Give back the full listing, character for character, with no pictures.

Records:
____________
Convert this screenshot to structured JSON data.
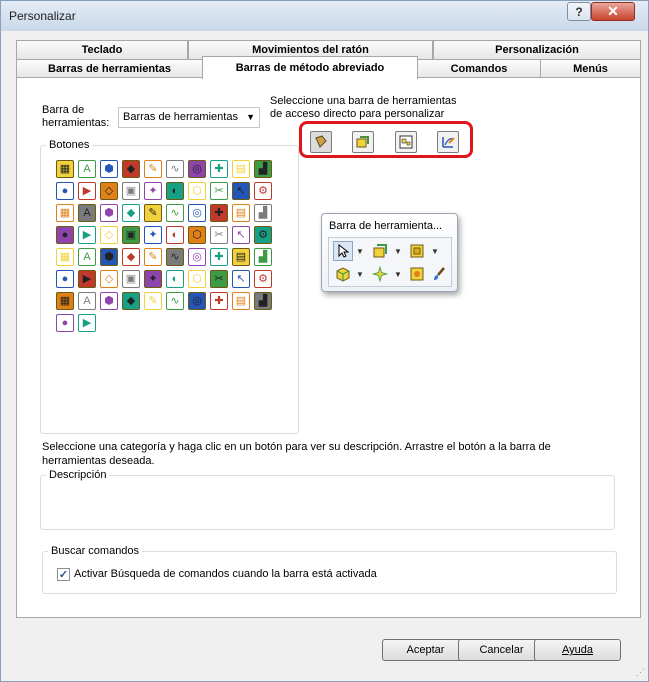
{
  "window": {
    "title": "Personalizar",
    "help_glyph": "?",
    "close_glyph": "✕"
  },
  "tabs": {
    "row1": [
      "Teclado",
      "Movimientos del ratón",
      "Personalización"
    ],
    "row2": [
      "Barras de herramientas",
      "Barras de método abreviado",
      "Comandos",
      "Menús"
    ],
    "active": "Barras de método abreviado"
  },
  "toolbar_select": {
    "label_line1": "Barra de",
    "label_line2": "herramientas:",
    "value": "Barras de herramientas"
  },
  "quick_access": {
    "instruction_line1": "Seleccione una barra de herramientas",
    "instruction_line2": "de acceso directo para personalizar",
    "icons": [
      "part-shortcut-icon",
      "assembly-shortcut-icon",
      "drawing-shortcut-icon",
      "sketch-shortcut-icon"
    ]
  },
  "buttons_group": {
    "title": "Botones",
    "icons": [
      [
        "grid-icon",
        "text-format-icon",
        "letter-a-icon",
        "box-icon",
        "note-a-icon",
        "spline-icon",
        "gauge-icon",
        "crosshair-icon",
        "hatch-icon",
        "stairs-icon"
      ],
      [
        "sphere-icon",
        "bold-italic-icon",
        "plane-icon",
        "lines-icon",
        "bars-icon",
        "extrude-icon",
        "target-icon",
        "sparkle-icon",
        "pie-icon",
        "scissors-icon"
      ],
      [
        "pointer-icon",
        "gear-icon",
        "ruler-icon",
        "sw-logo-icon",
        "bend-icon",
        "stack-icon",
        "copy-box-icon",
        "pencil-icon",
        "table-icon",
        "sum-icon"
      ],
      [
        "cube-icon",
        "globe-icon",
        "axis-icon",
        "lines2-icon",
        "document-icon",
        "folder-icon",
        "save-icon",
        "print-icon",
        "checklist-icon",
        "edit-icon"
      ],
      [
        "line-icon",
        "rectangle-icon",
        "circle-icon",
        "arc-icon",
        "slot-icon",
        "spline2-icon",
        "plus-arc-icon",
        "point-icon",
        "trim-icon",
        "mirror-icon"
      ],
      [
        "dotted-box-icon",
        "dots-grid-icon",
        "measure-icon",
        "arrow-icon",
        "component-icon",
        "block-icon",
        "cylinder-icon",
        "bars2-icon",
        "cone-icon",
        "explode-icon"
      ],
      [
        "split-icon",
        "camera-icon",
        "magnet-icon",
        "rotate-icon",
        "helix-icon",
        "wave-icon",
        "zigzag-icon",
        "tool-icon",
        "key-icon",
        "swap-icon"
      ],
      [
        "cube-blue-icon",
        "settings-icon"
      ]
    ]
  },
  "floating_toolbar": {
    "title": "Barra de herramienta...",
    "icons": [
      "select-arrow-icon",
      "box-green-icon",
      "box-yellow-icon",
      "cube-yellow-icon",
      "sparkle-tool-icon",
      "gear-yellow-icon",
      "brush-icon"
    ]
  },
  "description": {
    "instruction": "Seleccione una categoría y haga clic en un botón para ver su descripción. Arrastre el botón a la barra de herramientas deseada.",
    "title": "Descripción"
  },
  "search": {
    "title": "Buscar comandos",
    "checkbox_label": "Activar Búsqueda de comandos cuando la barra está activada",
    "checked": true,
    "check_glyph": "✓"
  },
  "footer": {
    "accept": "Aceptar",
    "cancel": "Cancelar",
    "help": "Ayuda"
  },
  "colors": {
    "highlight_border": "#e0141d",
    "close_button": "#c9432e"
  }
}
____________
Exercise answer:
Convert this screenshot to structured JSON data.
{
  "window": {
    "title": "Personalizar",
    "help_glyph": "?",
    "close_glyph": "✕"
  },
  "tabs": {
    "row1": [
      "Teclado",
      "Movimientos del ratón",
      "Personalización"
    ],
    "row2": [
      "Barras de herramientas",
      "Barras de método abreviado",
      "Comandos",
      "Menús"
    ],
    "active": "Barras de método abreviado"
  },
  "toolbar_select": {
    "label_line1": "Barra de",
    "label_line2": "herramientas:",
    "value": "Barras de herramientas"
  },
  "quick_access": {
    "instruction_line1": "Seleccione una barra de herramientas",
    "instruction_line2": "de acceso directo para personalizar",
    "icons": [
      "part-shortcut-icon",
      "assembly-shortcut-icon",
      "drawing-shortcut-icon",
      "sketch-shortcut-icon"
    ]
  },
  "buttons_group": {
    "title": "Botones",
    "icons": [
      [
        "grid-icon",
        "text-format-icon",
        "letter-a-icon",
        "box-icon",
        "note-a-icon",
        "spline-icon",
        "gauge-icon",
        "crosshair-icon",
        "hatch-icon",
        "stairs-icon"
      ],
      [
        "sphere-icon",
        "bold-italic-icon",
        "plane-icon",
        "lines-icon",
        "bars-icon",
        "extrude-icon",
        "target-icon",
        "sparkle-icon",
        "pie-icon",
        "scissors-icon"
      ],
      [
        "pointer-icon",
        "gear-icon",
        "ruler-icon",
        "sw-logo-icon",
        "bend-icon",
        "stack-icon",
        "copy-box-icon",
        "pencil-icon",
        "table-icon",
        "sum-icon"
      ],
      [
        "cube-icon",
        "globe-icon",
        "axis-icon",
        "lines2-icon",
        "document-icon",
        "folder-icon",
        "save-icon",
        "print-icon",
        "checklist-icon",
        "edit-icon"
      ],
      [
        "line-icon",
        "rectangle-icon",
        "circle-icon",
        "arc-icon",
        "slot-icon",
        "spline2-icon",
        "plus-arc-icon",
        "point-icon",
        "trim-icon",
        "mirror-icon"
      ],
      [
        "dotted-box-icon",
        "dots-grid-icon",
        "measure-icon",
        "arrow-icon",
        "component-icon",
        "block-icon",
        "cylinder-icon",
        "bars2-icon",
        "cone-icon",
        "explode-icon"
      ],
      [
        "split-icon",
        "camera-icon",
        "magnet-icon",
        "rotate-icon",
        "helix-icon",
        "wave-icon",
        "zigzag-icon",
        "tool-icon",
        "key-icon",
        "swap-icon"
      ],
      [
        "cube-blue-icon",
        "settings-icon"
      ]
    ]
  },
  "floating_toolbar": {
    "title": "Barra de herramienta...",
    "icons": [
      "select-arrow-icon",
      "box-green-icon",
      "box-yellow-icon",
      "cube-yellow-icon",
      "sparkle-tool-icon",
      "gear-yellow-icon",
      "brush-icon"
    ]
  },
  "description": {
    "instruction": "Seleccione una categoría y haga clic en un botón para ver su descripción. Arrastre el botón a la barra de herramientas deseada.",
    "title": "Descripción"
  },
  "search": {
    "title": "Buscar comandos",
    "checkbox_label": "Activar Búsqueda de comandos cuando la barra está activada",
    "checked": true,
    "check_glyph": "✓"
  },
  "footer": {
    "accept": "Aceptar",
    "cancel": "Cancelar",
    "help": "Ayuda"
  },
  "colors": {
    "highlight_border": "#e0141d",
    "close_button": "#c9432e"
  }
}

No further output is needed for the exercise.